• **Short exercise**
Can you copy out the data exactly? Leave the images out.

Excerpt from a dataset
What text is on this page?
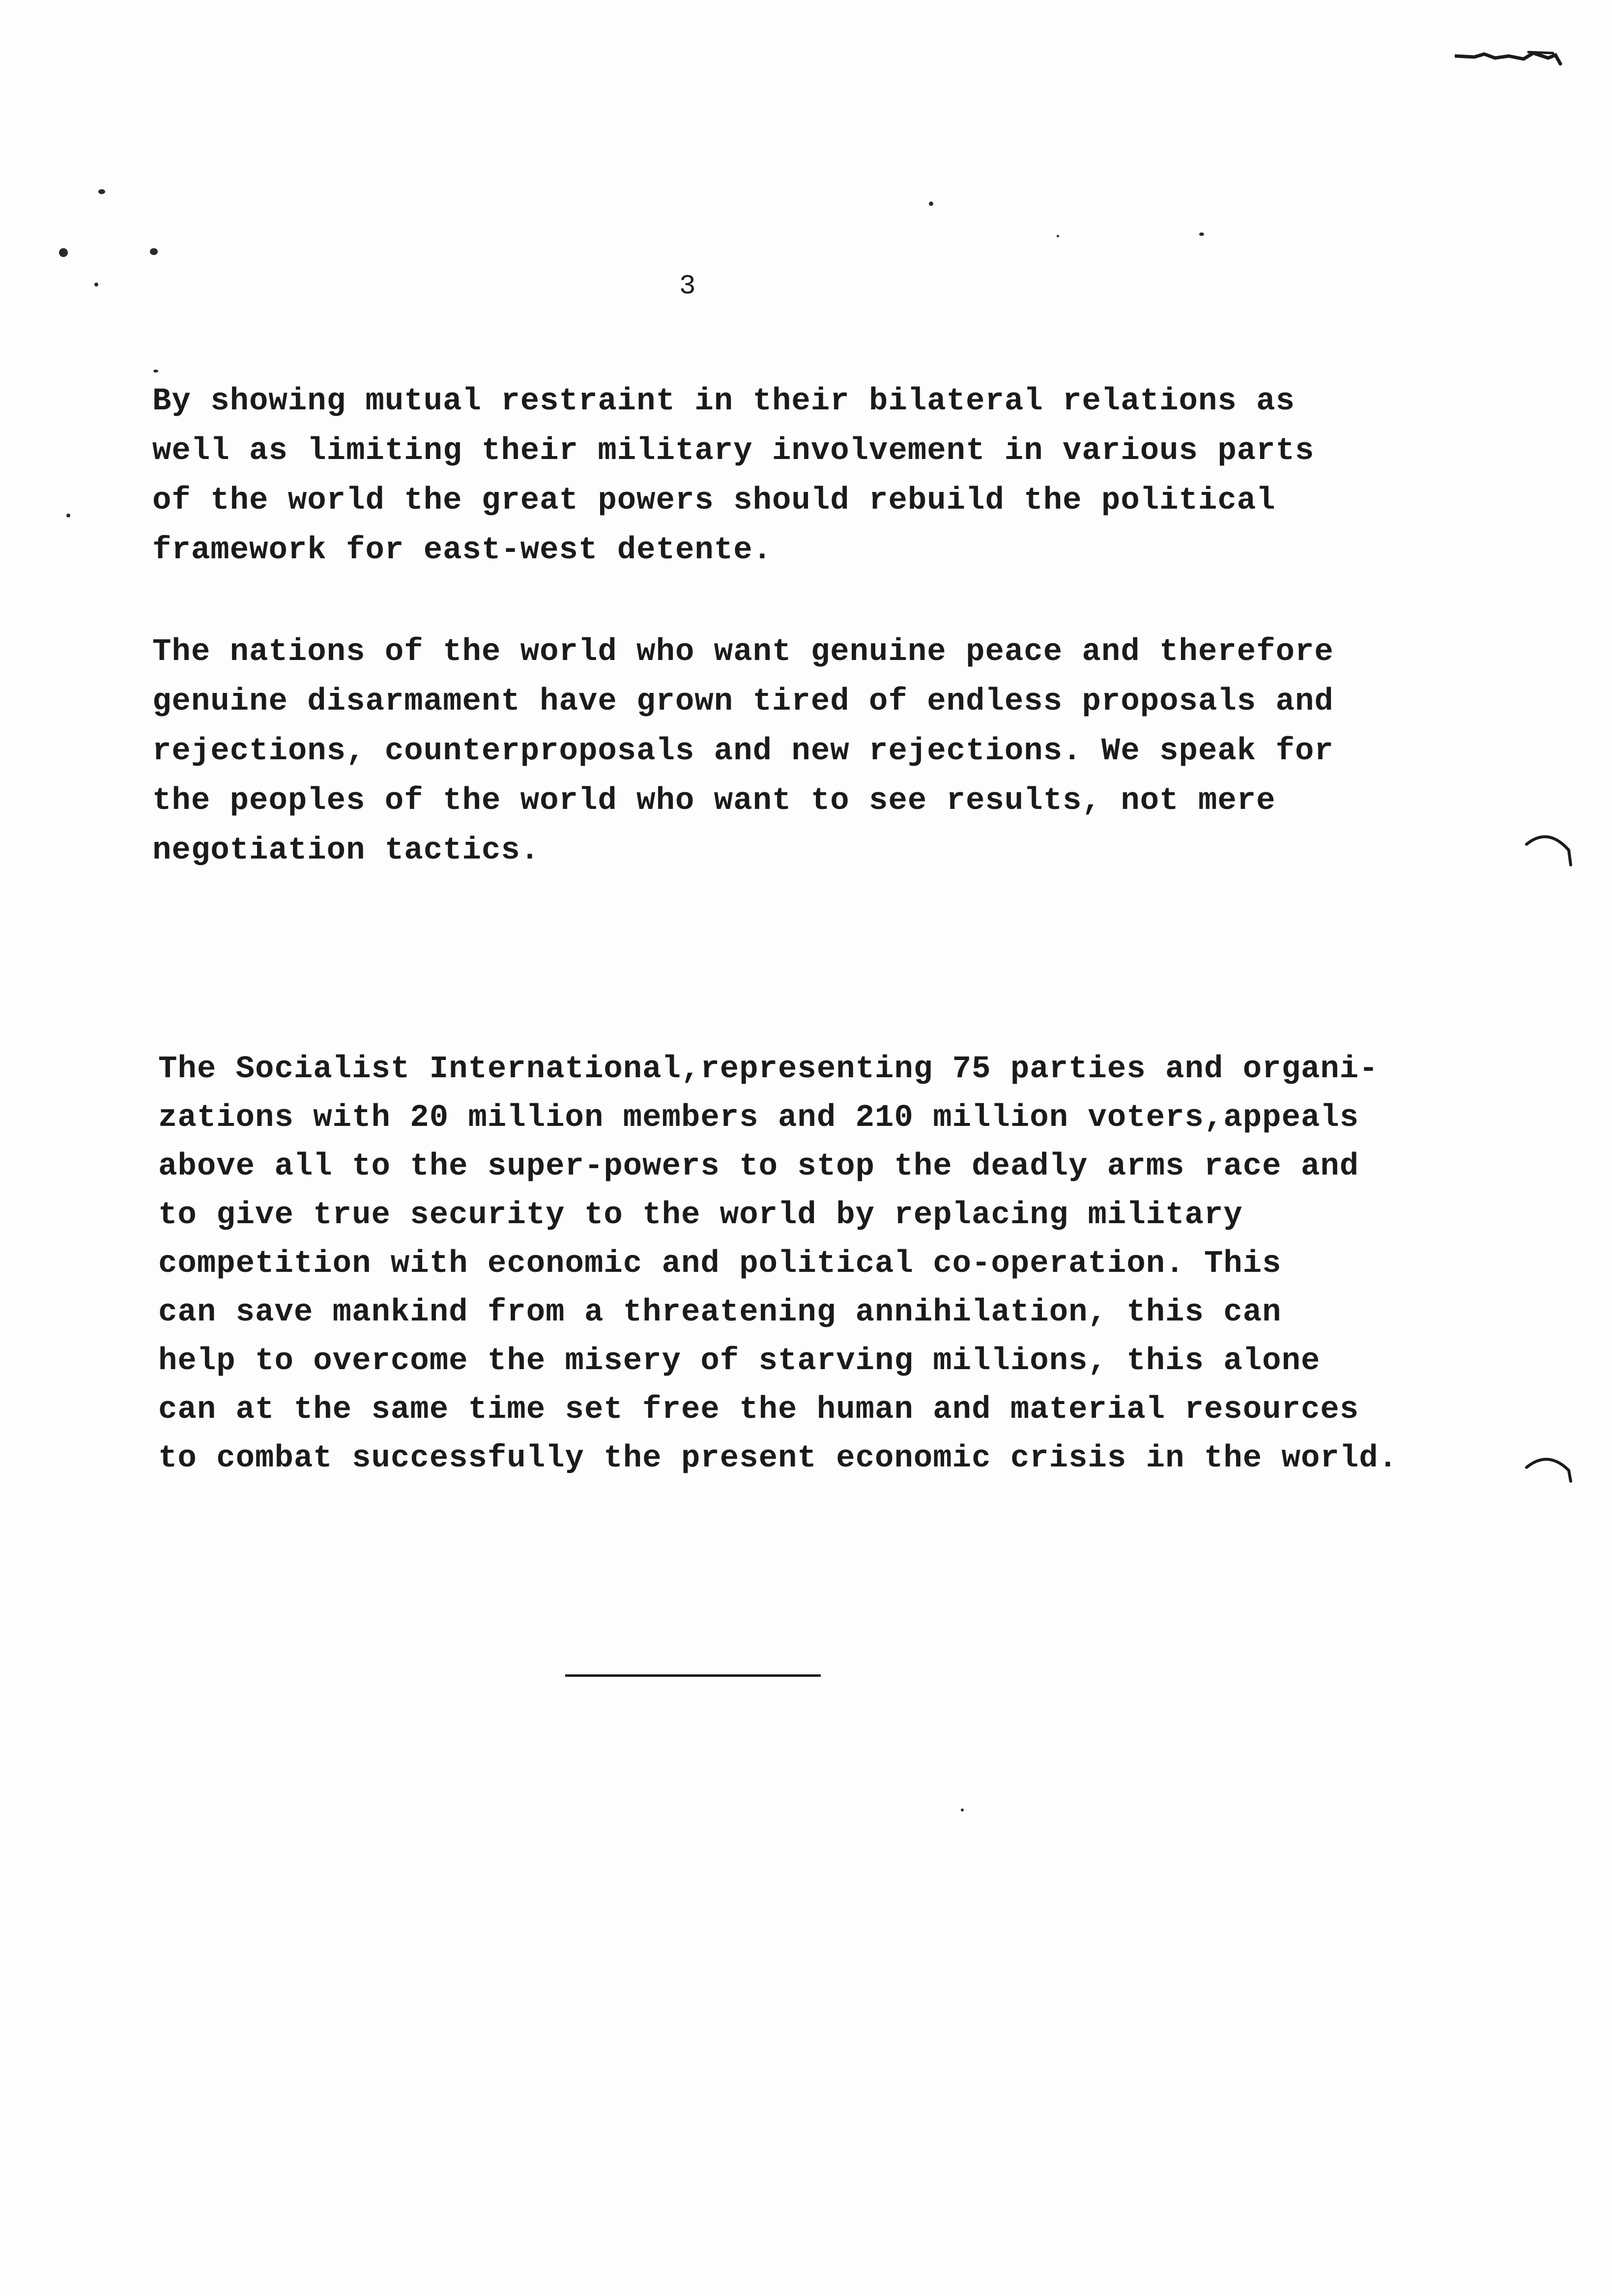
3

By showing mutual restraint in their bilateral relations as
well as limiting their military involvement in various parts
of the world the great powers should rebuild the political
framework for east-west detente.

The nations of the world who want genuine peace and therefore
genuine disarmament have grown tired of endless proposals and
rejections, counterproposals and new rejections. We speak for
the peoples of the world who want to see results, not mere
negotiation tactics.

The Socialist International,representing 75 parties and organi-
zations with 20 million members and 210 million voters,appeals
above all to the super-powers to stop the deadly arms race and
to give true security to the world by replacing military
competition with economic and political co-operation. This
can save mankind from a threatening annihilation, this can
help to overcome the misery of starving millions, this alone
can at the same time set free the human and material resources
to combat successfully the present economic crisis in the world.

• **Output below**
What text is on this page?
3

By showing mutual restraint in their bilateral relations as
well as limiting their military involvement in various parts
of the world the great powers should rebuild the political
framework for east-west detente.

The nations of the world who want genuine peace and therefore
genuine disarmament have grown tired of endless proposals and
rejections, counterproposals and new rejections. We speak for
the peoples of the world who want to see results, not mere
negotiation tactics.

The Socialist International,representing 75 parties and organi-
zations with 20 million members and 210 million voters,appeals
above all to the super-powers to stop the deadly arms race and
to give true security to the world by replacing military
competition with economic and political co-operation. This
can save mankind from a threatening annihilation, this can
help to overcome the misery of starving millions, this alone
can at the same time set free the human and material resources
to combat successfully the present economic crisis in the world.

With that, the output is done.